[Dataset listings of figures]
--- --- ---

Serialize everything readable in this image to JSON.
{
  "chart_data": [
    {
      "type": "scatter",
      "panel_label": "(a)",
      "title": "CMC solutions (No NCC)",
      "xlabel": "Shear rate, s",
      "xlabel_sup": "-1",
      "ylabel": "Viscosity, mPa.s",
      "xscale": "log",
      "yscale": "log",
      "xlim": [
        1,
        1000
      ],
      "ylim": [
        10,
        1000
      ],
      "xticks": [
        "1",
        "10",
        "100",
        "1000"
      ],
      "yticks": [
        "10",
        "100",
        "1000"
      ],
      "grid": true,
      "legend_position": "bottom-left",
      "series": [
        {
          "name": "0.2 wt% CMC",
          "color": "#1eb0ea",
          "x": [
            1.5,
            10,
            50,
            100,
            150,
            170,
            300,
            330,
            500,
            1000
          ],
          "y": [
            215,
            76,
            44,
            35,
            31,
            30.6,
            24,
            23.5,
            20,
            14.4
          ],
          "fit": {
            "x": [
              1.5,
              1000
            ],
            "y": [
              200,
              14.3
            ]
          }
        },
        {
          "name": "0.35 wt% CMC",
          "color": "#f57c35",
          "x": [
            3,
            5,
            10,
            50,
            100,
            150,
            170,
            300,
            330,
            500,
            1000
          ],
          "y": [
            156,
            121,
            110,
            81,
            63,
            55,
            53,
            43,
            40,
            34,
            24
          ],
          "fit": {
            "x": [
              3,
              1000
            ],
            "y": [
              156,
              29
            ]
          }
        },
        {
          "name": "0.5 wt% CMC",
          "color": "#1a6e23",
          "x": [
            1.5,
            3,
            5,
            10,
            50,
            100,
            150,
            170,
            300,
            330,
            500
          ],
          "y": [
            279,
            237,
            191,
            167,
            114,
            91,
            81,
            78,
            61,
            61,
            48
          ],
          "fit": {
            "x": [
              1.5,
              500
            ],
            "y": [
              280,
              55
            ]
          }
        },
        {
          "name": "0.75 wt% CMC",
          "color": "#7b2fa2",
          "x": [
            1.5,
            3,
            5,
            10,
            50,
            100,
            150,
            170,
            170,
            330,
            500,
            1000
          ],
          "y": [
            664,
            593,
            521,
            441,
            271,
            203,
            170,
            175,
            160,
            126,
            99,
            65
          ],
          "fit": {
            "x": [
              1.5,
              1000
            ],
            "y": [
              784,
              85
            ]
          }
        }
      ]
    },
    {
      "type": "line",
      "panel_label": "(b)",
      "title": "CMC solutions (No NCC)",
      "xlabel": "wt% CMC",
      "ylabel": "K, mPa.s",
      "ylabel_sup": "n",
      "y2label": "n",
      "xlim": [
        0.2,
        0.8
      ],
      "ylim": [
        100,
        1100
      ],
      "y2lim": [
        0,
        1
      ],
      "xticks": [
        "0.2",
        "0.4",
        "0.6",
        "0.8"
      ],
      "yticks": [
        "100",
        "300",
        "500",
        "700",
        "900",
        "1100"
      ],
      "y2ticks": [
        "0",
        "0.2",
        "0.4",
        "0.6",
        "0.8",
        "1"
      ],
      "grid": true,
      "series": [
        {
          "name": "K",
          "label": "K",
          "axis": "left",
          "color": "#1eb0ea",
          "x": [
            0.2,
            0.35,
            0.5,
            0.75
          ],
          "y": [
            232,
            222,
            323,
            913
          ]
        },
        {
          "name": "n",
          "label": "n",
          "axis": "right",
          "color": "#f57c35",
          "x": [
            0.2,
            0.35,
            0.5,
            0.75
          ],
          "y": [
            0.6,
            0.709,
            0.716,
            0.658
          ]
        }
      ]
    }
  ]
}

--- --- ---

- **To be done**
Give all the entries again exactly; leave none out.

- **Answer to this task**
Serialize everything readable in this image to JSON.
{
  "chart_data": [
    {
      "type": "scatter",
      "panel_label": "(a)",
      "title": "CMC solutions (No NCC)",
      "xlabel": "Shear rate, s",
      "xlabel_sup": "-1",
      "ylabel": "Viscosity, mPa.s",
      "xscale": "log",
      "yscale": "log",
      "xlim": [
        1,
        1000
      ],
      "ylim": [
        10,
        1000
      ],
      "xticks": [
        "1",
        "10",
        "100",
        "1000"
      ],
      "yticks": [
        "10",
        "100",
        "1000"
      ],
      "grid": true,
      "legend_position": "bottom-left",
      "series": [
        {
          "name": "0.2 wt% CMC",
          "color": "#1eb0ea",
          "x": [
            1.5,
            10,
            50,
            100,
            150,
            170,
            300,
            330,
            500,
            1000
          ],
          "y": [
            215,
            76,
            44,
            35,
            31,
            30.6,
            24,
            23.5,
            20,
            14.4
          ],
          "fit": {
            "x": [
              1.5,
              1000
            ],
            "y": [
              200,
              14.3
            ]
          }
        },
        {
          "name": "0.35 wt% CMC",
          "color": "#f57c35",
          "x": [
            3,
            5,
            10,
            50,
            100,
            150,
            170,
            300,
            330,
            500,
            1000
          ],
          "y": [
            156,
            121,
            110,
            81,
            63,
            55,
            53,
            43,
            40,
            34,
            24
          ],
          "fit": {
            "x": [
              3,
              1000
            ],
            "y": [
              156,
              29
            ]
          }
        },
        {
          "name": "0.5 wt% CMC",
          "color": "#1a6e23",
          "x": [
            1.5,
            3,
            5,
            10,
            50,
            100,
            150,
            170,
            300,
            330,
            500
          ],
          "y": [
            279,
            237,
            191,
            167,
            114,
            91,
            81,
            78,
            61,
            61,
            48
          ],
          "fit": {
            "x": [
              1.5,
              500
            ],
            "y": [
              280,
              55
            ]
          }
        },
        {
          "name": "0.75 wt% CMC",
          "color": "#7b2fa2",
          "x": [
            1.5,
            3,
            5,
            10,
            50,
            100,
            150,
            170,
            170,
            330,
            500,
            1000
          ],
          "y": [
            664,
            593,
            521,
            441,
            271,
            203,
            170,
            175,
            160,
            126,
            99,
            65
          ],
          "fit": {
            "x": [
              1.5,
              1000
            ],
            "y": [
              784,
              85
            ]
          }
        }
      ]
    },
    {
      "type": "line",
      "panel_label": "(b)",
      "title": "CMC solutions (No NCC)",
      "xlabel": "wt% CMC",
      "ylabel": "K, mPa.s",
      "ylabel_sup": "n",
      "y2label": "n",
      "xlim": [
        0.2,
        0.8
      ],
      "ylim": [
        100,
        1100
      ],
      "y2lim": [
        0,
        1
      ],
      "xticks": [
        "0.2",
        "0.4",
        "0.6",
        "0.8"
      ],
      "yticks": [
        "100",
        "300",
        "500",
        "700",
        "900",
        "1100"
      ],
      "y2ticks": [
        "0",
        "0.2",
        "0.4",
        "0.6",
        "0.8",
        "1"
      ],
      "grid": true,
      "series": [
        {
          "name": "K",
          "label": "K",
          "axis": "left",
          "color": "#1eb0ea",
          "x": [
            0.2,
            0.35,
            0.5,
            0.75
          ],
          "y": [
            232,
            222,
            323,
            913
          ]
        },
        {
          "name": "n",
          "label": "n",
          "axis": "right",
          "color": "#f57c35",
          "x": [
            0.2,
            0.35,
            0.5,
            0.75
          ],
          "y": [
            0.6,
            0.709,
            0.716,
            0.658
          ]
        }
      ]
    }
  ]
}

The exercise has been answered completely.